Task details: All of the data that follows should be retyped exactly, please, except the pictures.

Stored data entries
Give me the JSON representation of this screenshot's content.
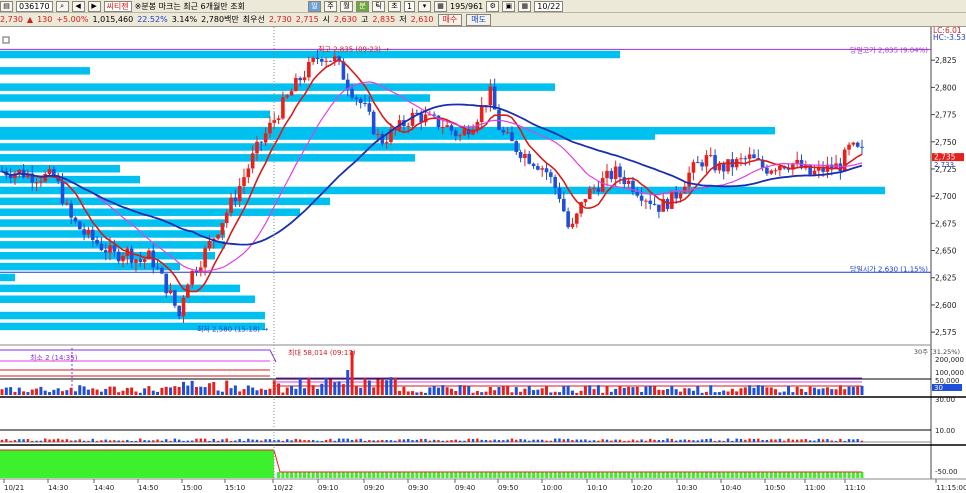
{
  "toolbar1": {
    "code": "036170",
    "name": "씨티젠",
    "status_text": "※분봉 마크는 최근 6개월만 조회",
    "period_value": "1",
    "count_text": "195/961",
    "date": "10/22"
  },
  "toolbar2": {
    "price": "2,730",
    "change": "130",
    "rate": "+5.00%",
    "volume": "1,015,460",
    "vol_rate": "22.52%",
    "turnover": "3.14%",
    "amount": "2,780백만",
    "prev_label": "최우선",
    "ask": "2,730",
    "bid": "2,715",
    "open_label": "시",
    "open": "2,630",
    "high_label": "고",
    "high": "2,835",
    "low_label": "저",
    "low": "2,610",
    "buy_label": "매수",
    "sell_label": "매도"
  },
  "chart_data": {
    "type": "candlestick",
    "price_axis": {
      "min": 2565,
      "max": 2850,
      "ticks": [
        2575,
        2600,
        2625,
        2650,
        2675,
        2700,
        2725,
        2750,
        2775,
        2800,
        2825
      ],
      "tick_labels": [
        "2,575",
        "2,600",
        "2,625",
        "2,650",
        "2,675",
        "2,700",
        "2,725",
        "2,750",
        "2,775",
        "2,800",
        "2,825"
      ]
    },
    "time_labels": [
      "10/21",
      "14:30",
      "14:40",
      "14:50",
      "15:00",
      "15:10",
      "10/22",
      "09:10",
      "09:20",
      "09:30",
      "09:40",
      "09:50",
      "10:00",
      "10:10",
      "10:20",
      "10:30",
      "10:40",
      "10:50",
      "11:00",
      "11:10",
      "11:15:00"
    ],
    "annotations": {
      "high": "최고 2,835 (09:23) →",
      "low": "최저 2,580 (15:18) →",
      "day_high": "당일고가 2,835 (9.04%)",
      "day_open": "당일시가 2,630 (1.15%)",
      "lc_label": "LC:6.01",
      "hc_label": "HC:-3.53",
      "last_price_top": "2,735",
      "last_price_bottom": "2,733",
      "vol_max": "최대 58,014 (09:17)",
      "vol_min": "최소 2 (14:35)",
      "vol_ma": "30주 (31.25%)",
      "vol_ticks": [
        "200,000",
        "100,000",
        "50,000",
        "30"
      ],
      "ind1_ticks": [
        "30.00",
        "10.00"
      ],
      "ind2_ticks": [
        "-50.00"
      ]
    },
    "profile_bars": [
      {
        "price": 2830,
        "len": 620
      },
      {
        "price": 2815,
        "len": 90
      },
      {
        "price": 2800,
        "len": 555
      },
      {
        "price": 2790,
        "len": 430
      },
      {
        "price": 2775,
        "len": 270
      },
      {
        "price": 2760,
        "len": 775
      },
      {
        "price": 2755,
        "len": 655
      },
      {
        "price": 2745,
        "len": 520
      },
      {
        "price": 2735,
        "len": 415
      },
      {
        "price": 2725,
        "len": 120
      },
      {
        "price": 2715,
        "len": 140
      },
      {
        "price": 2705,
        "len": 885
      },
      {
        "price": 2695,
        "len": 330
      },
      {
        "price": 2685,
        "len": 300
      },
      {
        "price": 2675,
        "len": 225
      },
      {
        "price": 2665,
        "len": 225
      },
      {
        "price": 2655,
        "len": 225
      },
      {
        "price": 2645,
        "len": 215
      },
      {
        "price": 2635,
        "len": 180
      },
      {
        "price": 2625,
        "len": 15
      },
      {
        "price": 2615,
        "len": 240
      },
      {
        "price": 2605,
        "len": 255
      },
      {
        "price": 2590,
        "len": 265
      },
      {
        "price": 2580,
        "len": 265
      }
    ]
  }
}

Completed exercise:
Give me the JSON representation of this screenshot's content.
{
  "toolbar1": {
    "code": "036170",
    "name": "씨티젠",
    "status_text": "※분봉 마크는 최근 6개월만 조회",
    "period_value": "1",
    "count_text": "195/961",
    "date": "10/22"
  },
  "toolbar2": {
    "price": "2,730",
    "change": "130",
    "rate": "+5.00%",
    "volume": "1,015,460",
    "vol_rate": "22.52%",
    "turnover": "3.14%",
    "amount": "2,780백만",
    "prev_label": "최우선",
    "ask": "2,730",
    "bid": "2,715",
    "open_label": "시",
    "open": "2,630",
    "high_label": "고",
    "high": "2,835",
    "low_label": "저",
    "low": "2,610",
    "buy_label": "매수",
    "sell_label": "매도"
  },
  "chart_data": {
    "type": "candlestick",
    "price_axis": {
      "min": 2565,
      "max": 2850,
      "ticks": [
        2575,
        2600,
        2625,
        2650,
        2675,
        2700,
        2725,
        2750,
        2775,
        2800,
        2825
      ],
      "tick_labels": [
        "2,575",
        "2,600",
        "2,625",
        "2,650",
        "2,675",
        "2,700",
        "2,725",
        "2,750",
        "2,775",
        "2,800",
        "2,825"
      ]
    },
    "time_labels": [
      "10/21",
      "14:30",
      "14:40",
      "14:50",
      "15:00",
      "15:10",
      "10/22",
      "09:10",
      "09:20",
      "09:30",
      "09:40",
      "09:50",
      "10:00",
      "10:10",
      "10:20",
      "10:30",
      "10:40",
      "10:50",
      "11:00",
      "11:10",
      "11:15:00"
    ],
    "annotations": {
      "high": "최고 2,835 (09:23) →",
      "low": "최저 2,580 (15:18) →",
      "day_high": "당일고가 2,835 (9.04%)",
      "day_open": "당일시가 2,630 (1.15%)",
      "lc_label": "LC:6.01",
      "hc_label": "HC:-3.53",
      "last_price_top": "2,735",
      "last_price_bottom": "2,733",
      "vol_max": "최대 58,014 (09:17)",
      "vol_min": "최소 2 (14:35)",
      "vol_ma": "30주 (31.25%)",
      "vol_ticks": [
        "200,000",
        "100,000",
        "50,000",
        "30"
      ],
      "ind1_ticks": [
        "30.00",
        "10.00"
      ],
      "ind2_ticks": [
        "-50.00"
      ]
    },
    "profile_bars": [
      {
        "price": 2830,
        "len": 620
      },
      {
        "price": 2815,
        "len": 90
      },
      {
        "price": 2800,
        "len": 555
      },
      {
        "price": 2790,
        "len": 430
      },
      {
        "price": 2775,
        "len": 270
      },
      {
        "price": 2760,
        "len": 775
      },
      {
        "price": 2755,
        "len": 655
      },
      {
        "price": 2745,
        "len": 520
      },
      {
        "price": 2735,
        "len": 415
      },
      {
        "price": 2725,
        "len": 120
      },
      {
        "price": 2715,
        "len": 140
      },
      {
        "price": 2705,
        "len": 885
      },
      {
        "price": 2695,
        "len": 330
      },
      {
        "price": 2685,
        "len": 300
      },
      {
        "price": 2675,
        "len": 225
      },
      {
        "price": 2665,
        "len": 225
      },
      {
        "price": 2655,
        "len": 225
      },
      {
        "price": 2645,
        "len": 215
      },
      {
        "price": 2635,
        "len": 180
      },
      {
        "price": 2625,
        "len": 15
      },
      {
        "price": 2615,
        "len": 240
      },
      {
        "price": 2605,
        "len": 255
      },
      {
        "price": 2590,
        "len": 265
      },
      {
        "price": 2580,
        "len": 265
      }
    ]
  }
}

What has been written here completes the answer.